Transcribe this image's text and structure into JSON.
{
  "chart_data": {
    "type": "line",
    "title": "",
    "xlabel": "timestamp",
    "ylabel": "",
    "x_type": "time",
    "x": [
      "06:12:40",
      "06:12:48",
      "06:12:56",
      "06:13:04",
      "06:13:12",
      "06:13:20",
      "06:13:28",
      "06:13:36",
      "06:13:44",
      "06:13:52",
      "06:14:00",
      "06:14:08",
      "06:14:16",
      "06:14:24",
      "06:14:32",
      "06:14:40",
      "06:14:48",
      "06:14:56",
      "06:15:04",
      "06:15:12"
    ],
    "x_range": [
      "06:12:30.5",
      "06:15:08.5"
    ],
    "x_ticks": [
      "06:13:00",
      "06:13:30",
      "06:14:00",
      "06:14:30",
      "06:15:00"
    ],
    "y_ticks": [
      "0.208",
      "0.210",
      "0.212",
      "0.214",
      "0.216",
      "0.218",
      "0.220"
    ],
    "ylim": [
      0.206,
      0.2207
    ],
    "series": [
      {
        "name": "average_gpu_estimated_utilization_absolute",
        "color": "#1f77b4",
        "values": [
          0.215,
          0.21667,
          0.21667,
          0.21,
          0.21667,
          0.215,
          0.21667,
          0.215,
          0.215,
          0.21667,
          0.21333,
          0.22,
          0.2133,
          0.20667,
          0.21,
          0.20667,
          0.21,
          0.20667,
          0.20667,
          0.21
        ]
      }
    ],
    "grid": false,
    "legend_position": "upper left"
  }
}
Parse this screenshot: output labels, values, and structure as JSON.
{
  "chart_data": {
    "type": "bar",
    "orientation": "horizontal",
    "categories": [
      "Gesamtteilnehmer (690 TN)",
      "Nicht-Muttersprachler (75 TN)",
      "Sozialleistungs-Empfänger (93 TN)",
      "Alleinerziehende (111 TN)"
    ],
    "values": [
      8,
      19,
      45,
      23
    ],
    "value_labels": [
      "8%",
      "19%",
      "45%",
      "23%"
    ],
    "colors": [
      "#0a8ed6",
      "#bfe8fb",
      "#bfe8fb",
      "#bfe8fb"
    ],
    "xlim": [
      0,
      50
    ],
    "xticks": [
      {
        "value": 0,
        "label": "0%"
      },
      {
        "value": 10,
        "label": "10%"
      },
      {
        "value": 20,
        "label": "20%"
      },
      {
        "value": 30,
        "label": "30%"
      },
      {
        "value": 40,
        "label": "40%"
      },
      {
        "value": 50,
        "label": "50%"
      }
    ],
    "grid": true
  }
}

Requirement: Output the full listing without altering anything.

Exercise result:
Transcribe this image's text and structure into JSON.
{
  "chart_data": {
    "type": "line",
    "title": "",
    "xlabel": "timestamp",
    "ylabel": "",
    "x_type": "time",
    "x": [
      "06:12:40",
      "06:12:48",
      "06:12:56",
      "06:13:04",
      "06:13:12",
      "06:13:20",
      "06:13:28",
      "06:13:36",
      "06:13:44",
      "06:13:52",
      "06:14:00",
      "06:14:08",
      "06:14:16",
      "06:14:24",
      "06:14:32",
      "06:14:40",
      "06:14:48",
      "06:14:56",
      "06:15:04",
      "06:15:12"
    ],
    "x_range": [
      "06:12:30.5",
      "06:15:08.5"
    ],
    "x_ticks": [
      "06:13:00",
      "06:13:30",
      "06:14:00",
      "06:14:30",
      "06:15:00"
    ],
    "y_ticks": [
      "0.208",
      "0.210",
      "0.212",
      "0.214",
      "0.216",
      "0.218",
      "0.220"
    ],
    "ylim": [
      0.206,
      0.2207
    ],
    "series": [
      {
        "name": "average_gpu_estimated_utilization_absolute",
        "color": "#1f77b4",
        "values": [
          0.215,
          0.21667,
          0.21667,
          0.21,
          0.21667,
          0.215,
          0.21667,
          0.215,
          0.215,
          0.21667,
          0.21333,
          0.22,
          0.2133,
          0.20667,
          0.21,
          0.20667,
          0.21,
          0.20667,
          0.20667,
          0.21
        ]
      }
    ],
    "grid": false,
    "legend_position": "upper left"
  }
}
Parse this screenshot: output labels, values, and structure as JSON.
{
  "chart_data": {
    "type": "bar",
    "orientation": "horizontal",
    "categories": [
      "Gesamtteilnehmer (690 TN)",
      "Nicht-Muttersprachler (75 TN)",
      "Sozialleistungs-Empfänger (93 TN)",
      "Alleinerziehende (111 TN)"
    ],
    "values": [
      8,
      19,
      45,
      23
    ],
    "value_labels": [
      "8%",
      "19%",
      "45%",
      "23%"
    ],
    "colors": [
      "#0a8ed6",
      "#bfe8fb",
      "#bfe8fb",
      "#bfe8fb"
    ],
    "xlim": [
      0,
      50
    ],
    "xticks": [
      {
        "value": 0,
        "label": "0%"
      },
      {
        "value": 10,
        "label": "10%"
      },
      {
        "value": 20,
        "label": "20%"
      },
      {
        "value": 30,
        "label": "30%"
      },
      {
        "value": 40,
        "label": "40%"
      },
      {
        "value": 50,
        "label": "50%"
      }
    ],
    "grid": true
  }
}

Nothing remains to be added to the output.